Data for processing
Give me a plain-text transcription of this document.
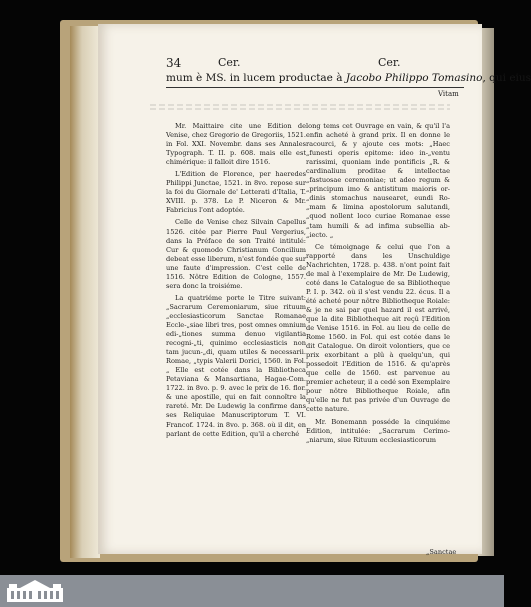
34	Cer.	Cer.
mum è MS. in lucem productae à Jacobo Philippo Tomasino, qui eius
Vitam

Mr. Maittaire cite une Edition de Venise, chez Gregorio de Gregoriis, 1521. in Fol. XXI. Novembr. dans ses Annales Typograph. T. II. p. 608. mais elle est chimérique: il falloit dire 1516.

L'Edition de Florence, per haeredes Philippi Junctae, 1521. in 8vo. repose sur la foi du Giornale de' Letterati d'Italia, T. XVIII. p. 378. Le P. Niceron & Mr. Fabricius l'ont adoptée.

Celle de Venise chez Silvain Capellus 1526. citée par Pierre Paul Vergerius, dans la Préface de son Traité intitulé: Cur & quomodo Christianum Concilium debeat esse liberum, n'est fondée que sur une faute d'impression. C'est celle de 1516. Nôtre Edition de Cologne, 1557. sera donc la troisiéme.

La quatriéme porte le Titre suivant: „Sacrarum Ceremoniarum, siue rituum „ecclesiasticorum Sanctae Romanae Eccle-„siae libri tres, post omnes omnium edi-„tiones summa denuo vigilantia recogni-„ti, quinimo ecclesiasticis non tam jucun-„di, quam utiles & necessarii. Romae, „typis Valerii Dorici, 1560. in Fol. „ Elle est cotée dans la Bibliotheca Petaviana & Mansartiana, Hagae-Com. 1722. in 8vo. p. 9. avec le prix de 16. flor. & une apostille, qui en fait connoître la rareté. Mr. De Ludewig la confirme dans ses Reliquiae Manuscriptorum T. VI. Francof. 1724. in 8vo. p. 368. où il dit, en parlant de cette Edition, qu'il a cherché

long tems cet Ouvrage en vain, & qu'il l'a enfin acheté à grand prix. Il en donne le racourci, & y ajoute ces mots: „Haec „funesti operis epitome: ideo in-„ventu rarissimi, quoniam inde pontificis „R. & cardinalium proditae & intellectae „fastuosae ceremoniae; ut adeo regum & „principum imo & antistitum maioris or-„dinis stomachus nausearet, eundi Ro-„mam & limina apostolorum salutandi, „quod nollent loco curiae Romanae esse „tam humili & ad infima subsellia ab-„iecto. „

Ce témoignage & celui que l'on a rapporté dans les Unschuldige Nachrichten, 1728. p. 438. n'ont point fait de mal à l'exemplaire de Mr. De Ludewig, coté dans le Catalogue de sa Bibliotheque P. I. p. 342. où il s'est vendu 22. écus. Il a été acheté pour nôtre Bibliotheque Roiale: & je ne sai par quel hazard il est arrivé, que la dite Bibliotheque ait reçû l'Edition de Venise 1516. in Fol. au lieu de celle de Rome 1560. in Fol. qui est cotée dans le dit Catalogue. On diroit volontiers, que ce prix exorbitant a plû à quelqu'un, qui possedoit l'Edition de 1516. & qu'après que celle de 1560. est parvenue au premier acheteur, il a cedé son Exemplaire pour nôtre Bibliotheque Roiale, afin qu'elle ne fut pas privée d'un Ouvrage de cette nature.

Mr. Bonemann posséde la cinquiéme Edition, intitulée: „Sacrarum Cerimo-„niarum, siue Rituum ecclesiasticorum

„Sanctae
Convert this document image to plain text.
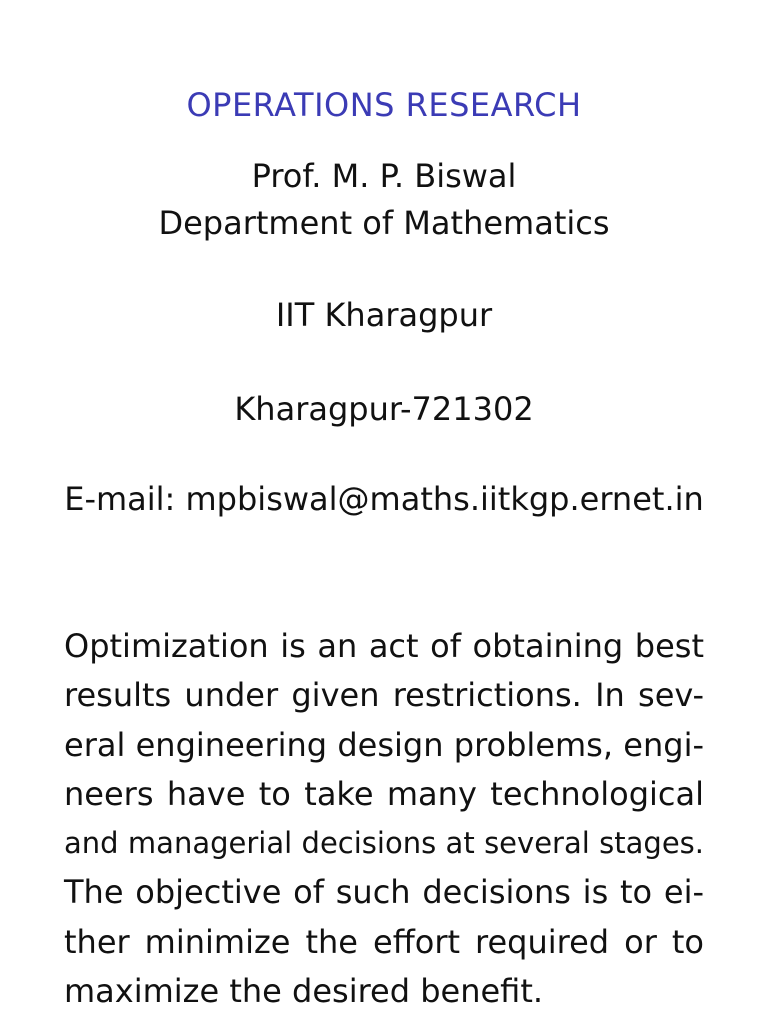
OPERATIONS RESEARCH
Prof. M. P. Biswal
Department of Mathematics
IIT Kharagpur
Kharagpur-721302
E-mail: mpbiswal@maths.iitkgp.ernet.in
Optimization is an act of obtaining best
results under given restrictions. In sev-
eral engineering design problems, engi-
neers have to take many technological
and managerial decisions at several stages.
The objective of such decisions is to ei-
ther minimize the effort required or to
maximize the desired benefit.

Set exercise
Only the lines from the one holding "Convert this document image to plain text." through the last line of the records should be output, please, exactly and without any pictures.

Problem solution
Convert this document image to plain text.
OPERATIONS RESEARCH
Prof. M. P. Biswal
Department of Mathematics
IIT Kharagpur
Kharagpur-721302
E-mail: mpbiswal@maths.iitkgp.ernet.in
Optimization is an act of obtaining best
results under given restrictions. In sev-
eral engineering design problems, engi-
neers have to take many technological
and managerial decisions at several stages.
The objective of such decisions is to ei-
ther minimize the effort required or to
maximize the desired benefit.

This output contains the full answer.